# Given task
Return all the entries exactly, keeping pictures out.

━━━━━━━━━━━━━━━━━━━━

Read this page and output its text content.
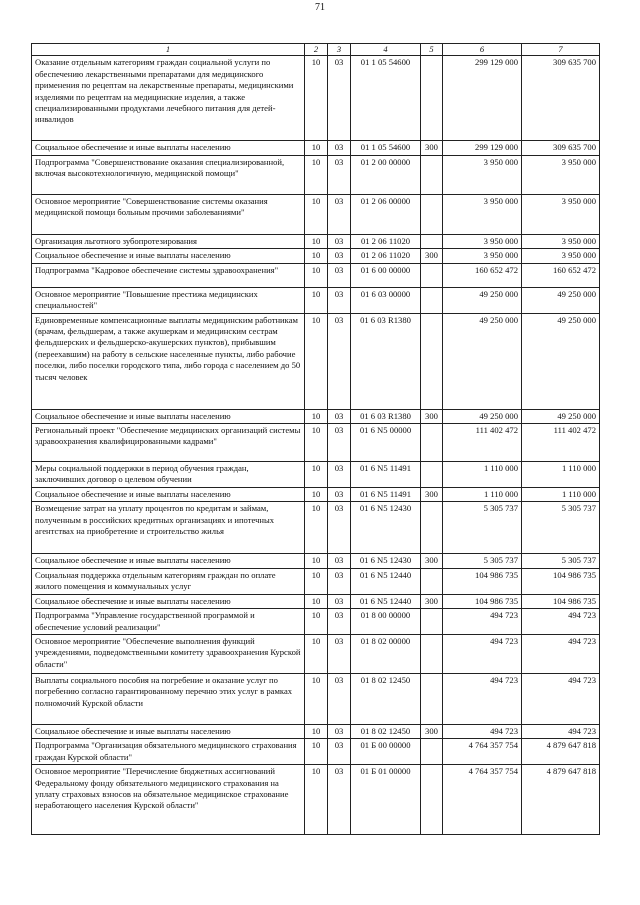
71
1	2	3	4	5	6	7
Оказание отдельным категориям граждан социальной услуги по обеспечению лекарственными препаратами для медицинского применения по рецептам на лекарственные препараты, медицинскими изделиями по рецептам на медицинские изделия, а также специализированными продуктами лечебного питания для детей-инвалидов	10	03	01 1 05 54600		299 129 000	309 635 700
Социальное обеспечение и иные выплаты населению	10	03	01 1 05 54600	300	299 129 000	309 635 700
Подпрограмма "Совершенствование оказания специализированной, включая высокотехнологичную, медицинской помощи"	10	03	01 2 00 00000		3 950 000	3 950 000
Основное мероприятие "Совершенствование системы оказания медицинской помощи больным прочими заболеваниями"	10	03	01 2 06 00000		3 950 000	3 950 000
Организация льготного зубопротезирования	10	03	01 2 06 11020		3 950 000	3 950 000
Социальное обеспечение и иные выплаты населению	10	03	01 2 06 11020	300	3 950 000	3 950 000
Подпрограмма "Кадровое обеспечение системы здравоохранения"	10	03	01 6 00 00000		160 652 472	160 652 472
Основное мероприятие "Повышение престижа медицинских специальностей"	10	03	01 6 03 00000		49 250 000	49 250 000
Единовременные компенсационные выплаты медицинским работникам (врачам, фельдшерам, а также акушеркам и медицинским сестрам фельдшерских и фельдшерско-акушерских пунктов), прибывшим (переехавшим) на работу в сельские населенные пункты, либо рабочие поселки, либо поселки городского типа, либо города с населением до 50 тысяч человек	10	03	01 6 03 R1380		49 250 000	49 250 000
Социальное обеспечение и иные выплаты населению	10	03	01 6 03 R1380	300	49 250 000	49 250 000
Региональный проект "Обеспечение медицинских организаций системы здравоохранения квалифицированными кадрами"	10	03	01 6 N5 00000		111 402 472	111 402 472
Меры социальной поддержки в период обучения граждан, заключивших договор о целевом обучении	10	03	01 6 N5 11491		1 110 000	1 110 000
Социальное обеспечение и иные выплаты населению	10	03	01 6 N5 11491	300	1 110 000	1 110 000
Возмещение затрат на уплату процентов по кредитам и займам, полученным в российских кредитных организациях и ипотечных агентствах на приобретение и строительство жилья	10	03	01 6 N5 12430		5 305 737	5 305 737
Социальное обеспечение и иные выплаты населению	10	03	01 6 N5 12430	300	5 305 737	5 305 737
Социальная поддержка отдельным категориям граждан по оплате жилого помещения и коммунальных услуг	10	03	01 6 N5 12440		104 986 735	104 986 735
Социальное обеспечение и иные выплаты населению	10	03	01 6 N5 12440	300	104 986 735	104 986 735
Подпрограмма "Управление государственной программой и обеспечение условий реализации"	10	03	01 8 00 00000		494 723	494 723
Основное мероприятие "Обеспечение выполнения функций учреждениями, подведомственными комитету здравоохранения Курской области"	10	03	01 8 02 00000		494 723	494 723
Выплаты социального пособия на погребение и оказание услуг по погребению согласно гарантированному перечню этих услуг в рамках полномочий Курской области	10	03	01 8 02 12450		494 723	494 723
Социальное обеспечение и иные выплаты населению	10	03	01 8 02 12450	300	494 723	494 723
Подпрограмма "Организация обязательного медицинского страхования граждан Курской области"	10	03	01 Б 00 00000		4 764 357 754	4 879 647 818
Основное мероприятие "Перечисление бюджетных ассигнований Федеральному фонду обязательного медицинского страхования на уплату страховых взносов на обязательное медицинское страхование неработающего населения Курской области"	10	03	01 Б 01 00000		4 764 357 754	4 879 647 818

━━━━━━━━━━━━━━━━━━━━

# Worked solution
Read this page and output its text content.
71
1	2	3	4	5	6	7
Оказание отдельным категориям граждан социальной услуги по обеспечению лекарственными препаратами для медицинского применения по рецептам на лекарственные препараты, медицинскими изделиями по рецептам на медицинские изделия, а также специализированными продуктами лечебного питания для детей-инвалидов	10	03	01 1 05 54600		299 129 000	309 635 700
Социальное обеспечение и иные выплаты населению	10	03	01 1 05 54600	300	299 129 000	309 635 700
Подпрограмма "Совершенствование оказания специализированной, включая высокотехнологичную, медицинской помощи"	10	03	01 2 00 00000		3 950 000	3 950 000
Основное мероприятие "Совершенствование системы оказания медицинской помощи больным прочими заболеваниями"	10	03	01 2 06 00000		3 950 000	3 950 000
Организация льготного зубопротезирования	10	03	01 2 06 11020		3 950 000	3 950 000
Социальное обеспечение и иные выплаты населению	10	03	01 2 06 11020	300	3 950 000	3 950 000
Подпрограмма "Кадровое обеспечение системы здравоохранения"	10	03	01 6 00 00000		160 652 472	160 652 472
Основное мероприятие "Повышение престижа медицинских специальностей"	10	03	01 6 03 00000		49 250 000	49 250 000
Единовременные компенсационные выплаты медицинским работникам (врачам, фельдшерам, а также акушеркам и медицинским сестрам фельдшерских и фельдшерско-акушерских пунктов), прибывшим (переехавшим) на работу в сельские населенные пункты, либо рабочие поселки, либо поселки городского типа, либо города с населением до 50 тысяч человек	10	03	01 6 03 R1380		49 250 000	49 250 000
Социальное обеспечение и иные выплаты населению	10	03	01 6 03 R1380	300	49 250 000	49 250 000
Региональный проект "Обеспечение медицинских организаций системы здравоохранения квалифицированными кадрами"	10	03	01 6 N5 00000		111 402 472	111 402 472
Меры социальной поддержки в период обучения граждан, заключивших договор о целевом обучении	10	03	01 6 N5 11491		1 110 000	1 110 000
Социальное обеспечение и иные выплаты населению	10	03	01 6 N5 11491	300	1 110 000	1 110 000
Возмещение затрат на уплату процентов по кредитам и займам, полученным в российских кредитных организациях и ипотечных агентствах на приобретение и строительство жилья	10	03	01 6 N5 12430		5 305 737	5 305 737
Социальное обеспечение и иные выплаты населению	10	03	01 6 N5 12430	300	5 305 737	5 305 737
Социальная поддержка отдельным категориям граждан по оплате жилого помещения и коммунальных услуг	10	03	01 6 N5 12440		104 986 735	104 986 735
Социальное обеспечение и иные выплаты населению	10	03	01 6 N5 12440	300	104 986 735	104 986 735
Подпрограмма "Управление государственной программой и обеспечение условий реализации"	10	03	01 8 00 00000		494 723	494 723
Основное мероприятие "Обеспечение выполнения функций учреждениями, подведомственными комитету здравоохранения Курской области"	10	03	01 8 02 00000		494 723	494 723
Выплаты социального пособия на погребение и оказание услуг по погребению согласно гарантированному перечню этих услуг в рамках полномочий Курской области	10	03	01 8 02 12450		494 723	494 723
Социальное обеспечение и иные выплаты населению	10	03	01 8 02 12450	300	494 723	494 723
Подпрограмма "Организация обязательного медицинского страхования граждан Курской области"	10	03	01 Б 00 00000		4 764 357 754	4 879 647 818
Основное мероприятие "Перечисление бюджетных ассигнований Федеральному фонду обязательного медицинского страхования на уплату страховых взносов на обязательное медицинское страхование неработающего населения Курской области"	10	03	01 Б 01 00000		4 764 357 754	4 879 647 818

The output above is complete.